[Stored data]
------------------------------

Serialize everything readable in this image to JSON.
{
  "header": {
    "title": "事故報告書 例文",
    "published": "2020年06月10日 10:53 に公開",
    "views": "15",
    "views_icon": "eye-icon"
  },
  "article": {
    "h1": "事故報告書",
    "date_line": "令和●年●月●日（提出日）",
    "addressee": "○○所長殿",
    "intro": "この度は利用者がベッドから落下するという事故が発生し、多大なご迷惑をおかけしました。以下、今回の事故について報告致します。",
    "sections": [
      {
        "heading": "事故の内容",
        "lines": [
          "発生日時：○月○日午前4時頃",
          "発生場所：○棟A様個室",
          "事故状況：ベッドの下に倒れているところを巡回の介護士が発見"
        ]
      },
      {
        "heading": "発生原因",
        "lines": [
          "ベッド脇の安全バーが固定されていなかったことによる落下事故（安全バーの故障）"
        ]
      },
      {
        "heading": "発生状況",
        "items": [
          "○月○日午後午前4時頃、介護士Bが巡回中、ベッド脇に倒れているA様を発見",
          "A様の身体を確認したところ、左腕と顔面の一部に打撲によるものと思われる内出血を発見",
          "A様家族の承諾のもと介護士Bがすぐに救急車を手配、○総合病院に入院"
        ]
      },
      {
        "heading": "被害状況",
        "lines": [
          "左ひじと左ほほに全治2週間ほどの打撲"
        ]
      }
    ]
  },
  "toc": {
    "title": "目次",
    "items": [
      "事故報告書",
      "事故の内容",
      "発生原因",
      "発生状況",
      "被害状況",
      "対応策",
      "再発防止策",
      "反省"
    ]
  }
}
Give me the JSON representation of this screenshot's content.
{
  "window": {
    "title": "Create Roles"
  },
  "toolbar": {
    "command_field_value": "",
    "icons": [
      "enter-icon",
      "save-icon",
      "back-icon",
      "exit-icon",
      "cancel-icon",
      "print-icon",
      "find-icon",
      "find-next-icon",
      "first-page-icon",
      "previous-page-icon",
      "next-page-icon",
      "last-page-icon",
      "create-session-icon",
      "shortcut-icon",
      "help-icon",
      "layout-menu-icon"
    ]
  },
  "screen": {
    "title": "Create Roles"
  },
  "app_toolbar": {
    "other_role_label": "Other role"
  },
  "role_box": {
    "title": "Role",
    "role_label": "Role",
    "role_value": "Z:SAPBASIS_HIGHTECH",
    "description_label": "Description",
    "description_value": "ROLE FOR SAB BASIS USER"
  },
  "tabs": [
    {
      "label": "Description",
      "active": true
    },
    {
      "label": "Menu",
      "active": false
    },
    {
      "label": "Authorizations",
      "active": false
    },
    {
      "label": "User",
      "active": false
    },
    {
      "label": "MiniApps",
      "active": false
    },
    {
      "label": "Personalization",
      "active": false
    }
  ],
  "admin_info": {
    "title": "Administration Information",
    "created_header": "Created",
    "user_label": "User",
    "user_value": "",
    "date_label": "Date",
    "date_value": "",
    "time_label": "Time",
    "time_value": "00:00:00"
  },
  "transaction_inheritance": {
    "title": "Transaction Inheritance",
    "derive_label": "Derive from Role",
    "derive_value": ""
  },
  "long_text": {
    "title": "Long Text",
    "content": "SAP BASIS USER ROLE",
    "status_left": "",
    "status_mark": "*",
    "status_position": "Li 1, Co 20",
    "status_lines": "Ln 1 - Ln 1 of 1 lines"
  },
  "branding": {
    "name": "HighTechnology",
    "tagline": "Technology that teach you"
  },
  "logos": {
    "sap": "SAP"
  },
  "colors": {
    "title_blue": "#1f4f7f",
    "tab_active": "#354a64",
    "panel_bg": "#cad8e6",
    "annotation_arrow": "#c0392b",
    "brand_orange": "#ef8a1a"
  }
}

------------------------------

> _Given task_:
Go through the material line by line. Show each line that contains the string "JSON".

> _Full response_:
Serialize everything readable in this image to JSON.
Give me the JSON representation of this screenshot's content.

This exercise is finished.